• [Aim]: Check each line of the material below for the string "this", then report how many lines have it, and nothing else.
── Listing ──
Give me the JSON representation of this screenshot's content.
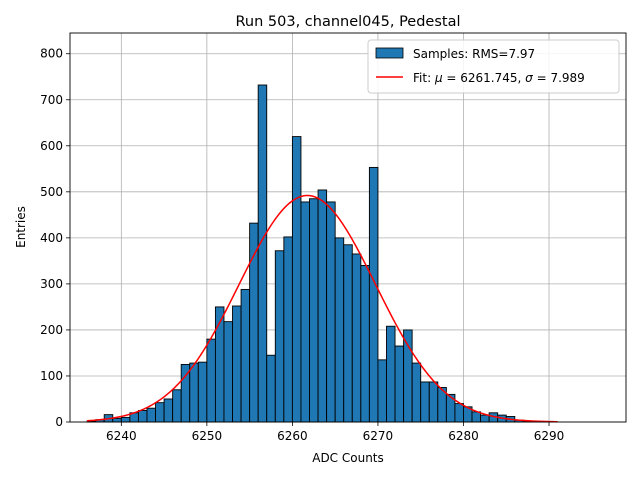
{
  "chart_data": {
    "type": "bar",
    "title": "Run 503, channel045, Pedestal",
    "xlabel": "ADC Counts",
    "ylabel": "Entries",
    "xlim": [
      6234,
      6299
    ],
    "ylim": [
      0,
      845
    ],
    "x_ticks": [
      6240,
      6250,
      6260,
      6270,
      6280,
      6290
    ],
    "y_ticks": [
      0,
      100,
      200,
      300,
      400,
      500,
      600,
      700,
      800
    ],
    "grid": true,
    "legend_position": "top-right",
    "legend": {
      "hist_label": "Samples: RMS=7.97",
      "fit_prefix": "Fit: ",
      "fit_mu_symbol": "μ",
      "fit_mu_text": " = 6261.745, ",
      "fit_sigma_symbol": "σ",
      "fit_sigma_text": " = 7.989"
    },
    "series": [
      {
        "name": "Samples",
        "kind": "histogram",
        "color": "#1f77b4",
        "edge_color": "#000000",
        "bin_start": 6236,
        "bin_width": 1,
        "counts": [
          2,
          5,
          16,
          8,
          10,
          20,
          25,
          30,
          42,
          50,
          70,
          125,
          128,
          130,
          180,
          250,
          218,
          252,
          288,
          432,
          732,
          145,
          372,
          402,
          620,
          478,
          485,
          504,
          478,
          400,
          385,
          365,
          340,
          553,
          135,
          208,
          165,
          200,
          128,
          87,
          87,
          75,
          60,
          40,
          33,
          22,
          15,
          20,
          15,
          12,
          4,
          2,
          2,
          1
        ]
      },
      {
        "name": "Fit",
        "kind": "gaussian",
        "color": "#ff0000",
        "mu": 6261.745,
        "sigma": 7.989,
        "peak": 492,
        "x_range": [
          6236,
          6291
        ]
      }
    ]
  }
}
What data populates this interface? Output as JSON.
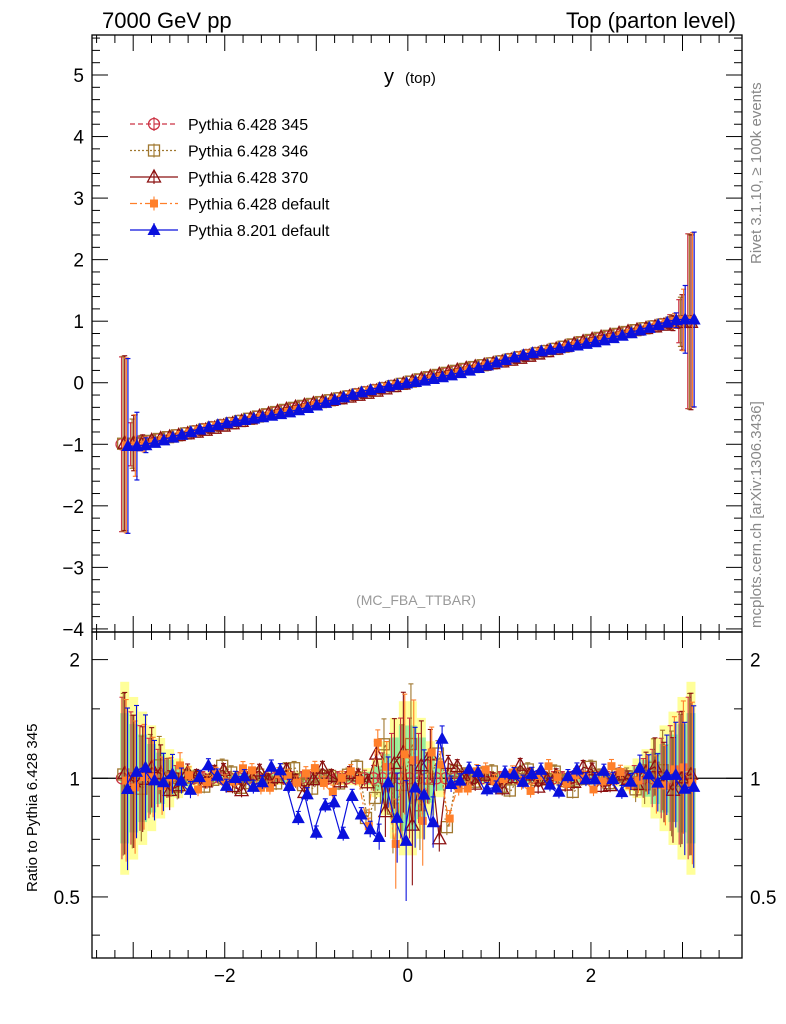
{
  "header": {
    "left": "7000 GeV pp",
    "right": "Top (parton level)"
  },
  "side": {
    "rivet": "Rivet 3.1.10, ≥ 100k events",
    "mcplots": "mcplots.cern.ch [arXiv:1306.3436]"
  },
  "chart_data": [
    {
      "type": "line",
      "title": "y",
      "title_sub": "(top)",
      "watermark": "(MC_FBA_TTBAR)",
      "xlabel": "",
      "ylabel": "",
      "xlim": [
        -3.45,
        3.65
      ],
      "ylim": [
        -4.05,
        5.65
      ],
      "yticks": [
        -4,
        -3,
        -2,
        -1,
        0,
        1,
        2,
        3,
        4,
        5
      ],
      "ytick_labels": [
        "−4",
        "−3",
        "−2",
        "−1",
        "0",
        "1",
        "2",
        "3",
        "4",
        "5"
      ],
      "x_definition": "bin centres from -3.14159 to 3.14159 in 64 bins (edge points have wide error bars)",
      "series": [
        {
          "name": "Pythia 6.428 345",
          "color": "#cc3344",
          "marker": "circle-open",
          "dash": "5,3",
          "shift": 0.0
        },
        {
          "name": "Pythia 6.428 346",
          "color": "#a07830",
          "marker": "square-open",
          "dash": "2,2",
          "shift": 0.0
        },
        {
          "name": "Pythia 6.428 370",
          "color": "#8b1010",
          "marker": "triangle-open",
          "dash": "",
          "shift": 0.0
        },
        {
          "name": "Pythia 6.428 default",
          "color": "#ff7f2a",
          "marker": "square-filled",
          "dash": "7,3,2,3",
          "shift": 0.03
        },
        {
          "name": "Pythia 8.201 default",
          "color": "#0a10dd",
          "marker": "triangle-filled",
          "dash": "",
          "shift": -0.03
        }
      ],
      "curve": {
        "description": "mean value increases from -1.0 at x=-3.14 to +1.0 at x=3.14 (approximately x/pi), flattening near the edges",
        "edge_value_left": -1.0,
        "edge_value_right": 1.0,
        "edge_error": 1.42
      }
    },
    {
      "type": "line",
      "ylabel": "Ratio to Pythia 6.428 345",
      "xlim": [
        -3.45,
        3.65
      ],
      "ylim": [
        0.35,
        2.35
      ],
      "y_scale": "log",
      "xticks": [
        -2,
        0,
        2
      ],
      "xtick_labels": [
        "−2",
        "0",
        "2"
      ],
      "yticks": [
        0.5,
        1,
        2
      ],
      "ytick_labels": [
        "0.5",
        "1",
        "2"
      ],
      "reference_line": 1,
      "bands": [
        {
          "name": "yellow-band",
          "color": "#ffff99"
        },
        {
          "name": "green-band",
          "color": "#99ee99"
        }
      ],
      "series_ratio_notes": "Pythia 8.201 default dips to ~0.75 around x=-1..0; spikes near x=0; values near 1 elsewhere"
    }
  ]
}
───
• [Exercise solution]: 2